__Job__
Each record that follows should be repeated exactly, minus any images.
###
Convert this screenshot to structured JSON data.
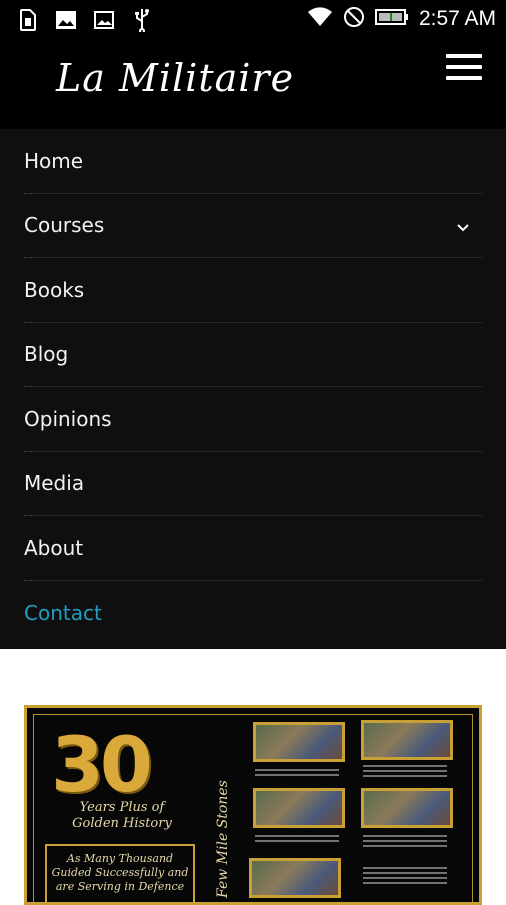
{
  "status_bar": {
    "time": "2:57 AM",
    "left_icons": [
      "sim-card-icon",
      "image-icon",
      "photo-icon",
      "usb-icon"
    ],
    "right_icons": [
      "wifi-icon",
      "do-not-disturb-icon",
      "battery-icon"
    ]
  },
  "header": {
    "logo_text": "La Militaire",
    "menu_icon": "hamburger-menu-icon"
  },
  "menu": {
    "items": [
      {
        "label": "Home"
      },
      {
        "label": "Courses",
        "has_submenu": true
      },
      {
        "label": "Books"
      },
      {
        "label": "Blog"
      },
      {
        "label": "Opinions"
      },
      {
        "label": "Media"
      },
      {
        "label": "About"
      },
      {
        "label": "Contact",
        "active": true
      }
    ],
    "active_color": "#1e9fc2"
  },
  "poster": {
    "number": "30",
    "years_text": "Years Plus of Golden History",
    "box_text": "As Many Thousand Guided Successfully and are Serving in Defence",
    "vertical_text": "Few Mile Stones"
  },
  "colors": {
    "background": "#000000",
    "menu_background": "#0f0f0f",
    "gold": "#caa032"
  }
}
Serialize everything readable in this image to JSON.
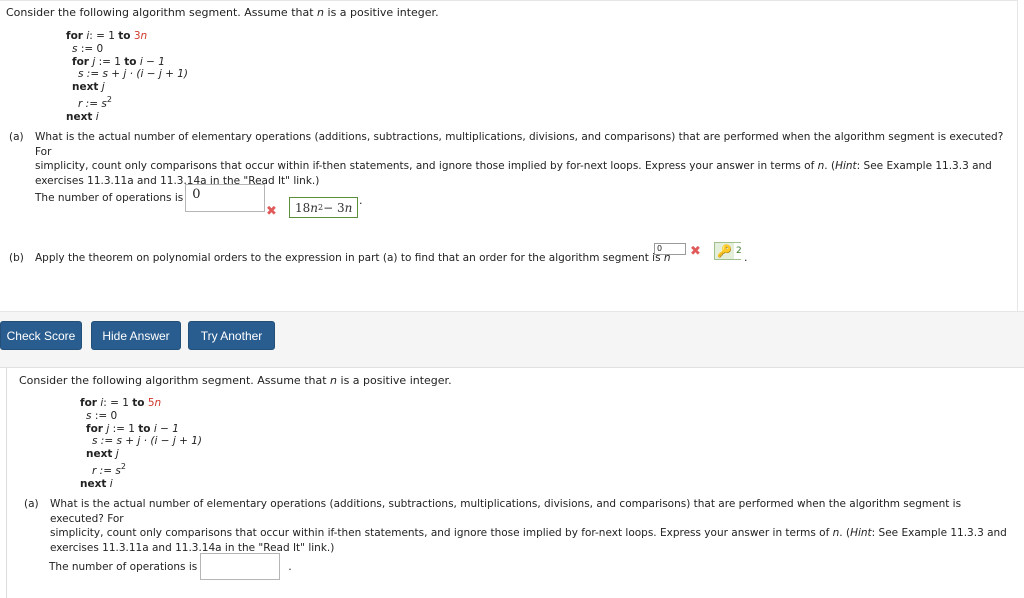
###
__Output of the exercise__
Convert this screenshot to structured JSON data.
{
  "status_bar": {
    "time": "2:57 AM",
    "left_icons": [
      "sim-card-icon",
      "image-icon",
      "photo-icon",
      "usb-icon"
    ],
    "right_icons": [
      "wifi-icon",
      "do-not-disturb-icon",
      "battery-icon"
    ]
  },
  "header": {
    "logo_text": "La Militaire",
    "menu_icon": "hamburger-menu-icon"
  },
  "menu": {
    "items": [
      {
        "label": "Home"
      },
      {
        "label": "Courses",
        "has_submenu": true
      },
      {
        "label": "Books"
      },
      {
        "label": "Blog"
      },
      {
        "label": "Opinions"
      },
      {
        "label": "Media"
      },
      {
        "label": "About"
      },
      {
        "label": "Contact",
        "active": true
      }
    ],
    "active_color": "#1e9fc2"
  },
  "poster": {
    "number": "30",
    "years_text": "Years Plus of Golden History",
    "box_text": "As Many Thousand Guided Successfully and are Serving in Defence",
    "vertical_text": "Few Mile Stones"
  },
  "colors": {
    "background": "#000000",
    "menu_background": "#0f0f0f",
    "gold": "#caa032"
  }
}
Serialize everything readable in this image to JSON.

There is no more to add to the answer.